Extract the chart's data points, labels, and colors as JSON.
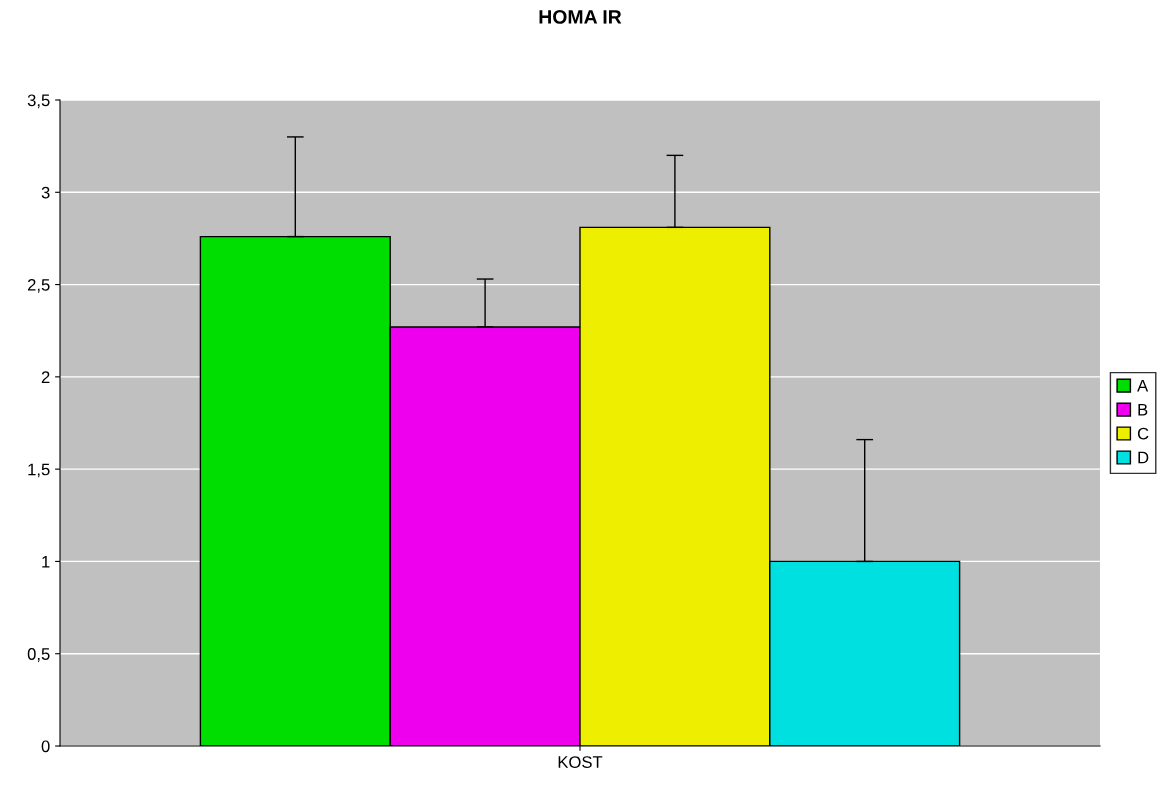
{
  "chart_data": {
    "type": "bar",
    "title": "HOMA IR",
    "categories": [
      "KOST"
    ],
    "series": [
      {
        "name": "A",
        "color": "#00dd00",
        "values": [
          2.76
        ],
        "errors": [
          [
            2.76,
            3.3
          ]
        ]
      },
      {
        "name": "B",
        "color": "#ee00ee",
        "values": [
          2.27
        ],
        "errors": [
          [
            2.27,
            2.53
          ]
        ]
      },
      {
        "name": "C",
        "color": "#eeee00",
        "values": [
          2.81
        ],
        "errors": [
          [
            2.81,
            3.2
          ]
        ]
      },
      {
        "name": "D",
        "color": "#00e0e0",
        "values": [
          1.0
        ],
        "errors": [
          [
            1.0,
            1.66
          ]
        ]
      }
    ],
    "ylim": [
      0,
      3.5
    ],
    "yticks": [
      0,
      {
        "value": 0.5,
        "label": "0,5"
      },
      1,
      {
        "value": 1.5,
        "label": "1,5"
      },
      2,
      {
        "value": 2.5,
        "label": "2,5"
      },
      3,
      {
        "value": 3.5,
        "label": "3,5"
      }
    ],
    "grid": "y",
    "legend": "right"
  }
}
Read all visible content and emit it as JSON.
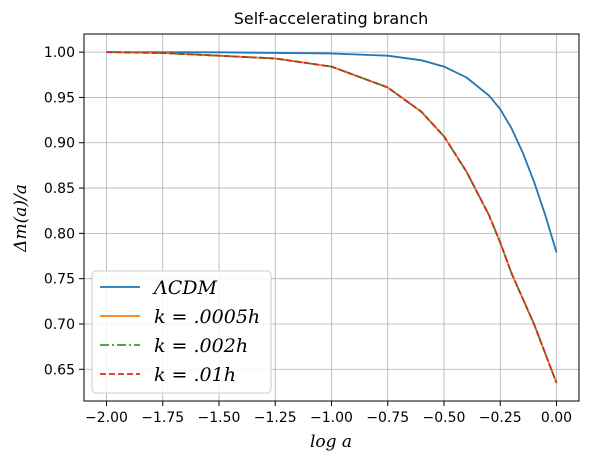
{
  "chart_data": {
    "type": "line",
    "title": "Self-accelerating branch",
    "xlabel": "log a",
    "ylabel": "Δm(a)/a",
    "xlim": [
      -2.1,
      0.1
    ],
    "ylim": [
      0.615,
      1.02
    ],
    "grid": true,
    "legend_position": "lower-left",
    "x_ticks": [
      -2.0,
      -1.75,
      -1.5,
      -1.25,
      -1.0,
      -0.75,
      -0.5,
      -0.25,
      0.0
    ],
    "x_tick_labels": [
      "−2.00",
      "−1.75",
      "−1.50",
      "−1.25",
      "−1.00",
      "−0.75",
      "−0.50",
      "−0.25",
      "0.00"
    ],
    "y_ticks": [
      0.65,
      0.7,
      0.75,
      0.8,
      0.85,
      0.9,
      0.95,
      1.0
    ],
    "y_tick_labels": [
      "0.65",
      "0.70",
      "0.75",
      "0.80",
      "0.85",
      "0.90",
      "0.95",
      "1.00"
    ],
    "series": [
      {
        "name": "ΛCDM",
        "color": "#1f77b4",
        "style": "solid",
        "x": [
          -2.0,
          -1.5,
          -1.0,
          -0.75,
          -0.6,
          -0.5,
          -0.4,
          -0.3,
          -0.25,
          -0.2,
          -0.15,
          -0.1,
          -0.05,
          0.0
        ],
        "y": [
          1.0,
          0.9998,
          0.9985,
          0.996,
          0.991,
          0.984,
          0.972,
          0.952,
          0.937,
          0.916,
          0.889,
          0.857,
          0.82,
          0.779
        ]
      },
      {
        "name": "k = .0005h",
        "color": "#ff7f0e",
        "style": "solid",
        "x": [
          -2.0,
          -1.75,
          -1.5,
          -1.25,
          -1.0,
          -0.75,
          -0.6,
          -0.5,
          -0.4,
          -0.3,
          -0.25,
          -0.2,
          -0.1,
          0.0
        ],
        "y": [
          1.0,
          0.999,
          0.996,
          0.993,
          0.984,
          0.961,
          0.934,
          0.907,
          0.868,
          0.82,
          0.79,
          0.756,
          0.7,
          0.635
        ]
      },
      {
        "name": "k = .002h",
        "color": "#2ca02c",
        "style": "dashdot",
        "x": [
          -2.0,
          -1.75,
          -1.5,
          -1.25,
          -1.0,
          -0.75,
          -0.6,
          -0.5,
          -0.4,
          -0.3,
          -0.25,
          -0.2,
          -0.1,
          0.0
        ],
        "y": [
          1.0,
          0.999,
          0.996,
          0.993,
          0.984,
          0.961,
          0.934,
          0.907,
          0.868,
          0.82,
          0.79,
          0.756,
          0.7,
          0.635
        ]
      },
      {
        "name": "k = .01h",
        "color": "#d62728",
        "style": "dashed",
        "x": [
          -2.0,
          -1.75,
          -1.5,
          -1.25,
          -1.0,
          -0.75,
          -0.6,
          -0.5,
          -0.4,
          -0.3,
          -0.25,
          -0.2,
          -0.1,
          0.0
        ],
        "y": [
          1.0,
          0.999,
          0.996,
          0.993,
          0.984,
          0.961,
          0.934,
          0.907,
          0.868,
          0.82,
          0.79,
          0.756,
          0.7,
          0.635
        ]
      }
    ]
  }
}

• • • •

GIVEN REQUEST:
Pictures are to be left out; repeat all the remaining data exactly.

EXERCISE OUTPUT:
Extract the chart's data points, labels, and colors as JSON.
{
  "chart_data": {
    "type": "bar",
    "title": "HOMA IR",
    "categories": [
      "KOST"
    ],
    "series": [
      {
        "name": "A",
        "color": "#00dd00",
        "values": [
          2.76
        ],
        "errors": [
          [
            2.76,
            3.3
          ]
        ]
      },
      {
        "name": "B",
        "color": "#ee00ee",
        "values": [
          2.27
        ],
        "errors": [
          [
            2.27,
            2.53
          ]
        ]
      },
      {
        "name": "C",
        "color": "#eeee00",
        "values": [
          2.81
        ],
        "errors": [
          [
            2.81,
            3.2
          ]
        ]
      },
      {
        "name": "D",
        "color": "#00e0e0",
        "values": [
          1.0
        ],
        "errors": [
          [
            1.0,
            1.66
          ]
        ]
      }
    ],
    "ylim": [
      0,
      3.5
    ],
    "yticks": [
      0,
      {
        "value": 0.5,
        "label": "0,5"
      },
      1,
      {
        "value": 1.5,
        "label": "1,5"
      },
      2,
      {
        "value": 2.5,
        "label": "2,5"
      },
      3,
      {
        "value": 3.5,
        "label": "3,5"
      }
    ],
    "grid": "y",
    "legend": "right"
  }
}
Read all visible content and emit it as JSON.
{
  "chart_data": {
    "type": "line",
    "title": "Self-accelerating branch",
    "xlabel": "log a",
    "ylabel": "Δm(a)/a",
    "xlim": [
      -2.1,
      0.1
    ],
    "ylim": [
      0.615,
      1.02
    ],
    "grid": true,
    "legend_position": "lower-left",
    "x_ticks": [
      -2.0,
      -1.75,
      -1.5,
      -1.25,
      -1.0,
      -0.75,
      -0.5,
      -0.25,
      0.0
    ],
    "x_tick_labels": [
      "−2.00",
      "−1.75",
      "−1.50",
      "−1.25",
      "−1.00",
      "−0.75",
      "−0.50",
      "−0.25",
      "0.00"
    ],
    "y_ticks": [
      0.65,
      0.7,
      0.75,
      0.8,
      0.85,
      0.9,
      0.95,
      1.0
    ],
    "y_tick_labels": [
      "0.65",
      "0.70",
      "0.75",
      "0.80",
      "0.85",
      "0.90",
      "0.95",
      "1.00"
    ],
    "series": [
      {
        "name": "ΛCDM",
        "color": "#1f77b4",
        "style": "solid",
        "x": [
          -2.0,
          -1.5,
          -1.0,
          -0.75,
          -0.6,
          -0.5,
          -0.4,
          -0.3,
          -0.25,
          -0.2,
          -0.15,
          -0.1,
          -0.05,
          0.0
        ],
        "y": [
          1.0,
          0.9998,
          0.9985,
          0.996,
          0.991,
          0.984,
          0.972,
          0.952,
          0.937,
          0.916,
          0.889,
          0.857,
          0.82,
          0.779
        ]
      },
      {
        "name": "k = .0005h",
        "color": "#ff7f0e",
        "style": "solid",
        "x": [
          -2.0,
          -1.75,
          -1.5,
          -1.25,
          -1.0,
          -0.75,
          -0.6,
          -0.5,
          -0.4,
          -0.3,
          -0.25,
          -0.2,
          -0.1,
          0.0
        ],
        "y": [
          1.0,
          0.999,
          0.996,
          0.993,
          0.984,
          0.961,
          0.934,
          0.907,
          0.868,
          0.82,
          0.79,
          0.756,
          0.7,
          0.635
        ]
      },
      {
        "name": "k = .002h",
        "color": "#2ca02c",
        "style": "dashdot",
        "x": [
          -2.0,
          -1.75,
          -1.5,
          -1.25,
          -1.0,
          -0.75,
          -0.6,
          -0.5,
          -0.4,
          -0.3,
          -0.25,
          -0.2,
          -0.1,
          0.0
        ],
        "y": [
          1.0,
          0.999,
          0.996,
          0.993,
          0.984,
          0.961,
          0.934,
          0.907,
          0.868,
          0.82,
          0.79,
          0.756,
          0.7,
          0.635
        ]
      },
      {
        "name": "k = .01h",
        "color": "#d62728",
        "style": "dashed",
        "x": [
          -2.0,
          -1.75,
          -1.5,
          -1.25,
          -1.0,
          -0.75,
          -0.6,
          -0.5,
          -0.4,
          -0.3,
          -0.25,
          -0.2,
          -0.1,
          0.0
        ],
        "y": [
          1.0,
          0.999,
          0.996,
          0.993,
          0.984,
          0.961,
          0.934,
          0.907,
          0.868,
          0.82,
          0.79,
          0.756,
          0.7,
          0.635
        ]
      }
    ]
  }
}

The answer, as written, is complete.